=== Extrait de page ===
C'est là où ils eussent fait voir qu'ils estoient véritablement touchez de compassion enuers leurs compatriotes, ostant ou du moins diminuant leurs épices et autres droits, puisqu'ils sont obligez de rendre la iustice gratuitement aux suiets du Roy, abolissant les chicaneries, abrégeant la longueur des procez et iugeant sommairement ceux que l'on peut vuider sur le champ, au lieu de les appointer contre l'Ordonnance et les rendre, comme ils sont, immortels; qui est le plus grand fléau du Royaume, qui abat le plus les courages des François et les détourne de l'exercice des armes et des autres arts, voire se trouue la plus certaine et plus ordinaire ruine des familles. C'est alors que l'on eust inféré qu'ils auoient de bonnes intentions pour le bien public; au lieu de quoy, sans donner ordre aux abus, à la réformation desquels ils ne sont pas seulement bien fondez, mais y sont obligez par le deuoir de leurs charges, ils s'ingèrent sans aueu à mettre leur faux en la moisson d'autruy, se monstrant grands zélateurs du bien public, lorsqu'ils ne trouuent point d'autre remède pour se garantir des taxes qu'on leur demande pour iouir de la Paulette, ce qui fait appeler par quelques vns nos désordres la guerre du droit annuel.
=== Données fournies ===
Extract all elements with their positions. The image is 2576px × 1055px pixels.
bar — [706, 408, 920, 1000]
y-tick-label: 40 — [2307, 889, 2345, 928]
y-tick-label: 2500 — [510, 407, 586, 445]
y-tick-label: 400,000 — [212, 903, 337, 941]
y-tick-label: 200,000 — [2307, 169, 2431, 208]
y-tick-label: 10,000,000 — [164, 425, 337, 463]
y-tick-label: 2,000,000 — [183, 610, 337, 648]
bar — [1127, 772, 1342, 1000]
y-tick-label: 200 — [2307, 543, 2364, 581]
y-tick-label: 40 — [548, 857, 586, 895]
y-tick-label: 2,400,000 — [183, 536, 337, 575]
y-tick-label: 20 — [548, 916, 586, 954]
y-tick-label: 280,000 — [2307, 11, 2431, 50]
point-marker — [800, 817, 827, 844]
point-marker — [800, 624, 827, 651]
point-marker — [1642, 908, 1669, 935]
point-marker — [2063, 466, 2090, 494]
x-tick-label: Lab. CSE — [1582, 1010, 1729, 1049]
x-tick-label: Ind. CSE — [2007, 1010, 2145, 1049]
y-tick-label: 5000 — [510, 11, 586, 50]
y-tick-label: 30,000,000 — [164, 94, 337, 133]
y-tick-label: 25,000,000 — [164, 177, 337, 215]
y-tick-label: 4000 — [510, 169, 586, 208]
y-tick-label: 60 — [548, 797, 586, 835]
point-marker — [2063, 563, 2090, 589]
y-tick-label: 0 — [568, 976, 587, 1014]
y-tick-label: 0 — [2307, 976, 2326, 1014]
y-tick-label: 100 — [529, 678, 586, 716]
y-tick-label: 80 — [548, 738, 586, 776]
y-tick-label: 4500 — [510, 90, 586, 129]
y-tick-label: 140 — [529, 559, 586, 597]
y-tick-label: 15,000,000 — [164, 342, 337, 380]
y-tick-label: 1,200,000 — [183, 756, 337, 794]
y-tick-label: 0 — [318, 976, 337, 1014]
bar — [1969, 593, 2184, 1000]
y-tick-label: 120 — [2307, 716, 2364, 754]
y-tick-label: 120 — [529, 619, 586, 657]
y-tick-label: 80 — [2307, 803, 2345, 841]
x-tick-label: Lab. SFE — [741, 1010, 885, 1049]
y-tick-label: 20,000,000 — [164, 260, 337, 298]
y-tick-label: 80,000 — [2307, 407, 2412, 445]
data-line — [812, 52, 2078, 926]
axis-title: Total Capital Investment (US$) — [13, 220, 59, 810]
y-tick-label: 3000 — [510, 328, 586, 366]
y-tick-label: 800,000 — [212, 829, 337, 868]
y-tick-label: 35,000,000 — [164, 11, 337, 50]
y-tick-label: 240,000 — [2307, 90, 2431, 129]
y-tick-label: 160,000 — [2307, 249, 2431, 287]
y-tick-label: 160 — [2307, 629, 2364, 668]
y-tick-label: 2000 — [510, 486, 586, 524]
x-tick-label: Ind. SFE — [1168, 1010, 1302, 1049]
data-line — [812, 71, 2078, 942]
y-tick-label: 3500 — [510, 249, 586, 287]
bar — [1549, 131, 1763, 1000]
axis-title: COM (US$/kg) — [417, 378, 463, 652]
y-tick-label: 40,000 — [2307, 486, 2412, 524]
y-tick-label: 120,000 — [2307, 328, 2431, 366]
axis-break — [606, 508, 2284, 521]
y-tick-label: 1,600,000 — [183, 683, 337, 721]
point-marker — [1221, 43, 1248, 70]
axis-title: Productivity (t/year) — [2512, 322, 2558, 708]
===
* [Consigne écrite A] Pour chacune de ces affirmations, dites si elle correspond à l'extrait de page en répondant oui ou non, puis citez tels quels les mots de l'extrait qui tranchent. (i) Ceux dont parle l'extrait sont tenus de rendre la justice gratuitement aux sujets du roi. (ii) D'après l'extrait, la longueur des procès donne du courage aux Français. (iii) Selon l'extrait, certains appellent ces désordres la guerre du droit annuel.
* [Consigne écrite B] Recopiez à l'identique les lignes des relevés, du tout début jusqu'à la ligne qui contient « y-tick-label: 400,000 — [212, 903, 337, 941] », celle-ci comprise.
Le texte et les relevés n'ont aucun rapport entre eux.

* [Bonne réponse A]
(i) Oui : « puisqu'ils sont obligez de rendre la iustice gratuitement aux suiets du Roy ».
(ii) Non : « qui abat le plus les courages des François ».
(iii) Oui : « ce qui fait appeler par quelques vns nos désordres la guerre du droit annuel ».

* [Bonne réponse B]
Extract all elements with their positions. The image is 2576px × 1055px pixels.
bar — [706, 408, 920, 1000]
y-tick-label: 40 — [2307, 889, 2345, 928]
y-tick-label: 2500 — [510, 407, 586, 445]
y-tick-label: 400,000 — [212, 903, 337, 941]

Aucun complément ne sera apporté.